| Your goal |
Search the data for the word "Weighted" and copy every line where it occurs.

Chart and figure data:
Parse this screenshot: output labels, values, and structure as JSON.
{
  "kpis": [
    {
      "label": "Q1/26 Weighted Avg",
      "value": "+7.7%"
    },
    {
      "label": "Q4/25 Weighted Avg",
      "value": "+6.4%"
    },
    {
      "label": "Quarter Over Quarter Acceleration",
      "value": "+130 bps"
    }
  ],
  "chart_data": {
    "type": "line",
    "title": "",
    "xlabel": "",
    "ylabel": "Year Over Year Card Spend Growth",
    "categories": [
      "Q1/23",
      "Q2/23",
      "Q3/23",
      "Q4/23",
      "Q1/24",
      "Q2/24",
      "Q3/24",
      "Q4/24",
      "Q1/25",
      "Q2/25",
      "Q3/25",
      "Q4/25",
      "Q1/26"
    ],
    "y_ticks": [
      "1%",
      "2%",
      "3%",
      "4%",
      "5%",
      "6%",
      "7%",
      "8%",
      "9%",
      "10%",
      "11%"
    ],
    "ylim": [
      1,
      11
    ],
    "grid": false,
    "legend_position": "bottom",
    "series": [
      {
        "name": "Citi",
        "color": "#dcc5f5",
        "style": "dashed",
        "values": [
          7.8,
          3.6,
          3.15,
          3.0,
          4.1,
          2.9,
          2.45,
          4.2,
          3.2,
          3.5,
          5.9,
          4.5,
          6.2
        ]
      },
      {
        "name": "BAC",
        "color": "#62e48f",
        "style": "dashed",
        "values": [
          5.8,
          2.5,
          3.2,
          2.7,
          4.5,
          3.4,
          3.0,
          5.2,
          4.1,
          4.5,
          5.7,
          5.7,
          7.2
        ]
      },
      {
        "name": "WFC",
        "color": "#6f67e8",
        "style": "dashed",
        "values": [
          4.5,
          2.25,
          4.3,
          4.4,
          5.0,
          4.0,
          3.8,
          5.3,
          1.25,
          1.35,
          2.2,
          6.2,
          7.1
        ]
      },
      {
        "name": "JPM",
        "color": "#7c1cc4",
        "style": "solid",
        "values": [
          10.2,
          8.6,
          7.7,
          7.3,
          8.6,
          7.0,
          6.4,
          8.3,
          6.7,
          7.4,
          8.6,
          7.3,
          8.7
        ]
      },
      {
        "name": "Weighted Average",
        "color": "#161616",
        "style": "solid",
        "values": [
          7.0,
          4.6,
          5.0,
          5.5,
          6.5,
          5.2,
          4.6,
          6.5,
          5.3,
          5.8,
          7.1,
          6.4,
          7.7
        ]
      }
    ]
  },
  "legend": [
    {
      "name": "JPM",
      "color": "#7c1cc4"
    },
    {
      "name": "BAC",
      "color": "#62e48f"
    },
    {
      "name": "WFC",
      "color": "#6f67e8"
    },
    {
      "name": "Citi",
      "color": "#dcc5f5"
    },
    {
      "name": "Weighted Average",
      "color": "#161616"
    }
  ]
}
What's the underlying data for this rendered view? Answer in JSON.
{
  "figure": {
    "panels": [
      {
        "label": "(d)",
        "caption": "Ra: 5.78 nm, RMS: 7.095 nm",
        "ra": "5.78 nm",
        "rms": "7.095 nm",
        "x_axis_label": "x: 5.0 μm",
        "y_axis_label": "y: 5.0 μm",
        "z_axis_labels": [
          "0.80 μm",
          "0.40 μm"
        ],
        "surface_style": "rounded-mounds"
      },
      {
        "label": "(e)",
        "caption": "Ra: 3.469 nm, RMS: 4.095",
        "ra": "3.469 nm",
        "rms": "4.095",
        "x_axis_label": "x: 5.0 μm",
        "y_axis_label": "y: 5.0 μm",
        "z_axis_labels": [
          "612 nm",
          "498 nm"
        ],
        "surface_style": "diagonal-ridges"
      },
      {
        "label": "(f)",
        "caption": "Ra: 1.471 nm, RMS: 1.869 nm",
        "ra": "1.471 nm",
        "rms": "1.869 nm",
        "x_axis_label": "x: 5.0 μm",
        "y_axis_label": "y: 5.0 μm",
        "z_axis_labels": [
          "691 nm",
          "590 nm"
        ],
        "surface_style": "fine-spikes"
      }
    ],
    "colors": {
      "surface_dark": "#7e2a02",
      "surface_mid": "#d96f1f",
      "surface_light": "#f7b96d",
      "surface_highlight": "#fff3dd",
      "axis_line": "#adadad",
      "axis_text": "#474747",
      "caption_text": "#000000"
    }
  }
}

| Response to this exercise |
      "label": "Q1/26 Weighted Avg",
      "label": "Q4/25 Weighted Avg",
        "name": "Weighted Average",
      "name": "Weighted Average",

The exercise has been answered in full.